- _TASK PROMPT_:
From the records below, pull each line that has "content".

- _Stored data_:

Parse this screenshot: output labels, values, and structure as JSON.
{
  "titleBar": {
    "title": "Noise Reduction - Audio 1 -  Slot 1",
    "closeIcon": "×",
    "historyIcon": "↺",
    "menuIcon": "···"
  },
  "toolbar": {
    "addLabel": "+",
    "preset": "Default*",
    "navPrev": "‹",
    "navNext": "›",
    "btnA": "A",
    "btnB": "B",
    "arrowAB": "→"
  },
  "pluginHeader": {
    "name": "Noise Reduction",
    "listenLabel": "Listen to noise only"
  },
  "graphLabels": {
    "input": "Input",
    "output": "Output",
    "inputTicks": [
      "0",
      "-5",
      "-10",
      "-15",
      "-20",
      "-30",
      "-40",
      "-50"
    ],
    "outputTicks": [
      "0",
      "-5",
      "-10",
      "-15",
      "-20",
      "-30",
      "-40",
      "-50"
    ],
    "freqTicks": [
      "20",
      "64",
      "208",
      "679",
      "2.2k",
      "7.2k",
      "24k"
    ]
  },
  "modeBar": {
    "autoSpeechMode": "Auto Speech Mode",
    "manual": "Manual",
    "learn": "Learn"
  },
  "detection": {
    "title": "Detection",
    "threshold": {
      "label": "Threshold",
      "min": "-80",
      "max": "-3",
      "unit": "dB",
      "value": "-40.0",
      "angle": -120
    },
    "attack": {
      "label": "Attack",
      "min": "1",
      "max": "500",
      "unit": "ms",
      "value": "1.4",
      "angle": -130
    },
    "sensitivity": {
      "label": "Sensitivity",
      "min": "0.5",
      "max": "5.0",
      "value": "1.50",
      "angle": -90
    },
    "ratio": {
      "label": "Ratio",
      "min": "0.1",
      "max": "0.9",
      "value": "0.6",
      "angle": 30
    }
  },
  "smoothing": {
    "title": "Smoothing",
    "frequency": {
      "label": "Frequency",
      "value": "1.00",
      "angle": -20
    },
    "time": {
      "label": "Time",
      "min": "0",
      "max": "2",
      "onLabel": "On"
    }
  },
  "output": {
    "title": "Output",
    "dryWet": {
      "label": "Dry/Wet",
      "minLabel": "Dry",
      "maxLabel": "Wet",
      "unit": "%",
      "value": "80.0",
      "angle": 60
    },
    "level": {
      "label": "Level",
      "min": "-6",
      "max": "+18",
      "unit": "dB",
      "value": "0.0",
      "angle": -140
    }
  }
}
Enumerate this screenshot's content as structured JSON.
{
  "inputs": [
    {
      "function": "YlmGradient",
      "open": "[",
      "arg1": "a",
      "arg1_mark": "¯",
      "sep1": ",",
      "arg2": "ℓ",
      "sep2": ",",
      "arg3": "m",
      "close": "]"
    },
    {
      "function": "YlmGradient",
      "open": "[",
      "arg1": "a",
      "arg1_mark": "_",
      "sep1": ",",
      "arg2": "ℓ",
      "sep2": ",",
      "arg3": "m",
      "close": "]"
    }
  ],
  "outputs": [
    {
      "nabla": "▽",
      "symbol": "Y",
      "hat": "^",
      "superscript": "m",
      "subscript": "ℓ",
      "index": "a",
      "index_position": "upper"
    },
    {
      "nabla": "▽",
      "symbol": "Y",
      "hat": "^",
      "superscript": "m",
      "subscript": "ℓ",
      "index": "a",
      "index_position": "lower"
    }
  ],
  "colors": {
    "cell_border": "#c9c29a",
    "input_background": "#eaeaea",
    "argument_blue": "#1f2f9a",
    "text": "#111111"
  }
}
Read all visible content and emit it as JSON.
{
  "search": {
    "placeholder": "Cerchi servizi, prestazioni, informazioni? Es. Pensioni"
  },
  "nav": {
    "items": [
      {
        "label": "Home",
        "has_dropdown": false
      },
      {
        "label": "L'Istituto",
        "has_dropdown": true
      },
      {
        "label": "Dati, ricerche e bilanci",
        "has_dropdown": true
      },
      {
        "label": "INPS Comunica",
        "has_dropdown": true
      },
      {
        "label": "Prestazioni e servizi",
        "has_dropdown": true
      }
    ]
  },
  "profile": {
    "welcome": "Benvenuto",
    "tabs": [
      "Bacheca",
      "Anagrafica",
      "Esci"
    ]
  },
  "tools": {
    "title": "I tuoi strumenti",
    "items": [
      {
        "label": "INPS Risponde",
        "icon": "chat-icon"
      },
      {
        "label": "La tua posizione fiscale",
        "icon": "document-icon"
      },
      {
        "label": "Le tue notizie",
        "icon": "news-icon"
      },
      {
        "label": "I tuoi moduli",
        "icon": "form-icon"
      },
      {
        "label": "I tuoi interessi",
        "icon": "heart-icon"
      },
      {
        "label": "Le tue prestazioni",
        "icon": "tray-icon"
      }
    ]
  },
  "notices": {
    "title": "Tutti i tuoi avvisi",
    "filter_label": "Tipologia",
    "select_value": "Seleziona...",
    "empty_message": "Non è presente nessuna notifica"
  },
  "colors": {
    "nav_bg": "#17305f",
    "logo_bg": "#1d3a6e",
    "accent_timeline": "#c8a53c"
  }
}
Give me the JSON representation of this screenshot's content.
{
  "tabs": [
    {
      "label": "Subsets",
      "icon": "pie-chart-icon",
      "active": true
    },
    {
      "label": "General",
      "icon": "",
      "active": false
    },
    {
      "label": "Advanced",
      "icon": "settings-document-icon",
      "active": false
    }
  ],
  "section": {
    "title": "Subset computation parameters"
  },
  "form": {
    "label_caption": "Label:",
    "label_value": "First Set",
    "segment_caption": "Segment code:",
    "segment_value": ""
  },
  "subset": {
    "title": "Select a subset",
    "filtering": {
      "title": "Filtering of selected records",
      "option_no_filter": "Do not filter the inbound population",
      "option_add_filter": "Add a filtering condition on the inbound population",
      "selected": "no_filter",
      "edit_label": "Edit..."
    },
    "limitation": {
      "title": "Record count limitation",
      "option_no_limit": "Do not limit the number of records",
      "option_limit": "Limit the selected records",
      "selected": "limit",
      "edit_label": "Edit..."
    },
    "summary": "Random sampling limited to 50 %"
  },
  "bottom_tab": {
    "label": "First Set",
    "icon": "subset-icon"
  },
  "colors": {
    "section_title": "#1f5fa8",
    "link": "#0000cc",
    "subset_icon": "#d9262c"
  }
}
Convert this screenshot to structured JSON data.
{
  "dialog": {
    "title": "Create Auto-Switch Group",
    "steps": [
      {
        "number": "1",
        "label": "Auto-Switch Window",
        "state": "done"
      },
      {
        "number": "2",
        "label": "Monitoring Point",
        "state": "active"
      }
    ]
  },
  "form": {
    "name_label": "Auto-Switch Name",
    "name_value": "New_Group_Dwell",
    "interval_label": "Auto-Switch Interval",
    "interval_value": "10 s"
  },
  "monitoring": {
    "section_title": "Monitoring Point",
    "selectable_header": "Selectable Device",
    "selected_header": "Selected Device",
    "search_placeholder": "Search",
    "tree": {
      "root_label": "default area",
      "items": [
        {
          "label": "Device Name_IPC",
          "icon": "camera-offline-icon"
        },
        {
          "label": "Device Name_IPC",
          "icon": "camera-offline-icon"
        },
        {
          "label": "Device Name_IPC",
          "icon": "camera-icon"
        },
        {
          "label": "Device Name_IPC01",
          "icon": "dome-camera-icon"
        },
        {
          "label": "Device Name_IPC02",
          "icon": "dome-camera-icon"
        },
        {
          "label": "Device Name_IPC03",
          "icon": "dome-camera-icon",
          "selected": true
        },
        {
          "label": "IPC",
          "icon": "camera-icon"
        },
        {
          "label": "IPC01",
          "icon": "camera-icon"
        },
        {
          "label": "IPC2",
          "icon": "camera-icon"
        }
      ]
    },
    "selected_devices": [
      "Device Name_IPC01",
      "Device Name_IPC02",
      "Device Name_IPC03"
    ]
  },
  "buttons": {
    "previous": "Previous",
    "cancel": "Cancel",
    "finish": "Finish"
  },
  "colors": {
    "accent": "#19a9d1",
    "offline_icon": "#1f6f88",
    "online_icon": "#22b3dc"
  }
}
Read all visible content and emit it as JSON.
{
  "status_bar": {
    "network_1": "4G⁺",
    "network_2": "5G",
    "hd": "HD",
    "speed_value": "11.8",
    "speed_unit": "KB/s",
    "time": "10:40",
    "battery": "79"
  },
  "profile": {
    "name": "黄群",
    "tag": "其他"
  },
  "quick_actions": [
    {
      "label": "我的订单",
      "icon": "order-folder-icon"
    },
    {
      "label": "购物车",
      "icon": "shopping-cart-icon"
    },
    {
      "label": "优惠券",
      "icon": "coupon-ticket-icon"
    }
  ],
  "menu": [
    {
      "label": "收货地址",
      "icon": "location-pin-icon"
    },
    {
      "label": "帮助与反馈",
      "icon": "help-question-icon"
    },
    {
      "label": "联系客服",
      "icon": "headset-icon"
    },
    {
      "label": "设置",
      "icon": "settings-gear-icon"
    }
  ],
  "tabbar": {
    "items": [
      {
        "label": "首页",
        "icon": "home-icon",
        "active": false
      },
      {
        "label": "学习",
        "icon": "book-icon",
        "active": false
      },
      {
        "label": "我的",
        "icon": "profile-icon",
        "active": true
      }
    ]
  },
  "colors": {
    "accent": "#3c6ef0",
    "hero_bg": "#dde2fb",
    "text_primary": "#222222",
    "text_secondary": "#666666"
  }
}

- _EXERCISE SOLUTION_:
Enumerate this screenshot's content as structured JSON.
Read all visible content and emit it as JSON.
Give me the JSON representation of this screenshot's content.
Read all visible content and emit it as JSON.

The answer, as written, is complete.